→ Task goal
Everything from the line with "OCR this image." to the end of the entries should be copied exactly, and nothing else.

→ Records
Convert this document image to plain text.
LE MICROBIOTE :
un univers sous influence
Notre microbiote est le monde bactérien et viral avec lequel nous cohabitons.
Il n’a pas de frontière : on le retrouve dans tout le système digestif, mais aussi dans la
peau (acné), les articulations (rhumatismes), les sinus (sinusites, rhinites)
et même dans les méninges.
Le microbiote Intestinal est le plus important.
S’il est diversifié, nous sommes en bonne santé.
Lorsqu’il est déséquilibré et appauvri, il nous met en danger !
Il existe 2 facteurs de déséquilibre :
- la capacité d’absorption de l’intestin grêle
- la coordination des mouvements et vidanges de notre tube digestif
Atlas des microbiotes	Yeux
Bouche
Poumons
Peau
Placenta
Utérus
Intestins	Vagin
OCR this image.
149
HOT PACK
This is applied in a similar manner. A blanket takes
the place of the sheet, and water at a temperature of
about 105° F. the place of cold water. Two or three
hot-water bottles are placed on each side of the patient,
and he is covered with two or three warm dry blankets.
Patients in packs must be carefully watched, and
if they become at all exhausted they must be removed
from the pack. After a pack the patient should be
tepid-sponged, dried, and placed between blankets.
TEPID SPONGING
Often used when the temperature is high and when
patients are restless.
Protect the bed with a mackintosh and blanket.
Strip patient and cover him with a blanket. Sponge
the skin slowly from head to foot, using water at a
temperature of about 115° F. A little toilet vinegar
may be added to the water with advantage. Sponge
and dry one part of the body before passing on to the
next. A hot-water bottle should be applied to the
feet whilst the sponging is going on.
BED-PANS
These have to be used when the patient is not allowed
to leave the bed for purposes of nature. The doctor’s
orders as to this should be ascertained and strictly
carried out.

→ Finished task
OCR this image.
149
HOT PACK
This is applied in a similar manner. A blanket takes
the place of the sheet, and water at a temperature of
about 105° F. the place of cold water. Two or three
hot-water bottles are placed on each side of the patient,
and he is covered with two or three warm dry blankets.
Patients in packs must be carefully watched, and
if they become at all exhausted they must be removed
from the pack. After a pack the patient should be
tepid-sponged, dried, and placed between blankets.
TEPID SPONGING
Often used when the temperature is high and when
patients are restless.
Protect the bed with a mackintosh and blanket.
Strip patient and cover him with a blanket. Sponge
the skin slowly from head to foot, using water at a
temperature of about 115° F. A little toilet vinegar
may be added to the water with advantage. Sponge
and dry one part of the body before passing on to the
next. A hot-water bottle should be applied to the
feet whilst the sponging is going on.
BED-PANS
These have to be used when the patient is not allowed
to leave the bed for purposes of nature. The doctor’s
orders as to this should be ascertained and strictly
carried out.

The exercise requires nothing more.